# PROVIDED RECORDS start

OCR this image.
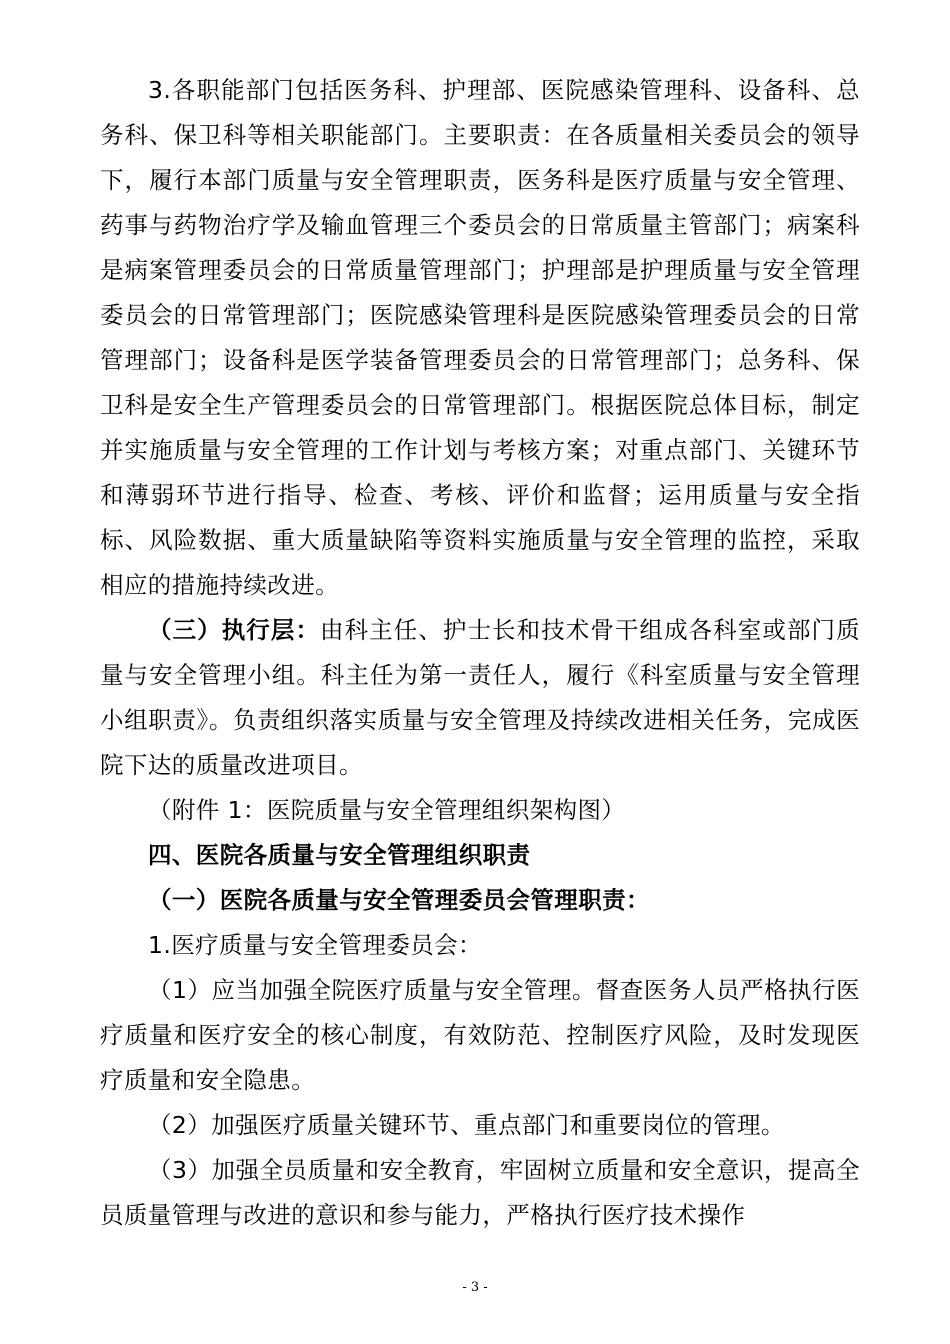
3.各职能部门包括医务科、护理部、医院感染管理科、设备科、总务科、保卫科等相关职能部门。主要职责：在各质量相关委员会的领导下，履行本部门质量与安全管理职责，医务科是医疗质量与安全管理、药事与药物治疗学及输血管理三个委员会的日常质量主管部门；病案科是病案管理委员会的日常质量管理部门；护理部是护理质量与安全管理委员会的日常管理部门；医院感染管理科是医院感染管理委员会的日常管理部门；设备科是医学装备管理委员会的日常管理部门；总务科、保卫科是安全生产管理委员会的日常管理部门。根据医院总体目标，制定并实施质量与安全管理的工作计划与考核方案；对重点部门、关键环节和薄弱环节进行指导、检查、考核、评价和监督；运用质量与安全指标、风险数据、重大质量缺陷等资料实施质量与安全管理的监控，采取相应的措施持续改进。

（三）执行层：由科主任、护士长和技术骨干组成各科室或部门质量与安全管理小组。科主任为第一责任人，履行《科室质量与安全管理小组职责》。负责组织落实质量与安全管理及持续改进相关任务，完成医院下达的质量改进项目。

（附件 1：医院质量与安全管理组织架构图）

四、医院各质量与安全管理组织职责

（一）医院各质量与安全管理委员会管理职责：

1.医疗质量与安全管理委员会：

（1）应当加强全院医疗质量与安全管理。督查医务人员严格执行医疗质量和医疗安全的核心制度，有效防范、控制医疗风险，及时发现医疗质量和安全隐患。

（2）加强医疗质量关键环节、重点部门和重要岗位的管理。

（3）加强全员质量和安全教育，牢固树立质量和安全意识，提高全员质量管理与改进的意识和参与能力，严格执行医疗技术操作

- 3 -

# PROVIDED RECORDS end

■ PROBLEM TO SOLVE: Reproduce every record above exactly, omitting the pictures.

■ OUTPUT FOR THIS TASK:
OCR this image.
3.各职能部门包括医务科、护理部、医院感染管理科、设备科、总务科、保卫科等相关职能部门。主要职责：在各质量相关委员会的领导下，履行本部门质量与安全管理职责，医务科是医疗质量与安全管理、药事与药物治疗学及输血管理三个委员会的日常质量主管部门；病案科是病案管理委员会的日常质量管理部门；护理部是护理质量与安全管理委员会的日常管理部门；医院感染管理科是医院感染管理委员会的日常管理部门；设备科是医学装备管理委员会的日常管理部门；总务科、保卫科是安全生产管理委员会的日常管理部门。根据医院总体目标，制定并实施质量与安全管理的工作计划与考核方案；对重点部门、关键环节和薄弱环节进行指导、检查、考核、评价和监督；运用质量与安全指标、风险数据、重大质量缺陷等资料实施质量与安全管理的监控，采取相应的措施持续改进。

（三）执行层：由科主任、护士长和技术骨干组成各科室或部门质量与安全管理小组。科主任为第一责任人，履行《科室质量与安全管理小组职责》。负责组织落实质量与安全管理及持续改进相关任务，完成医院下达的质量改进项目。

（附件 1：医院质量与安全管理组织架构图）

四、医院各质量与安全管理组织职责

（一）医院各质量与安全管理委员会管理职责：

1.医疗质量与安全管理委员会：

（1）应当加强全院医疗质量与安全管理。督查医务人员严格执行医疗质量和医疗安全的核心制度，有效防范、控制医疗风险，及时发现医疗质量和安全隐患。

（2）加强医疗质量关键环节、重点部门和重要岗位的管理。

（3）加强全员质量和安全教育，牢固树立质量和安全意识，提高全员质量管理与改进的意识和参与能力，严格执行医疗技术操作

- 3 -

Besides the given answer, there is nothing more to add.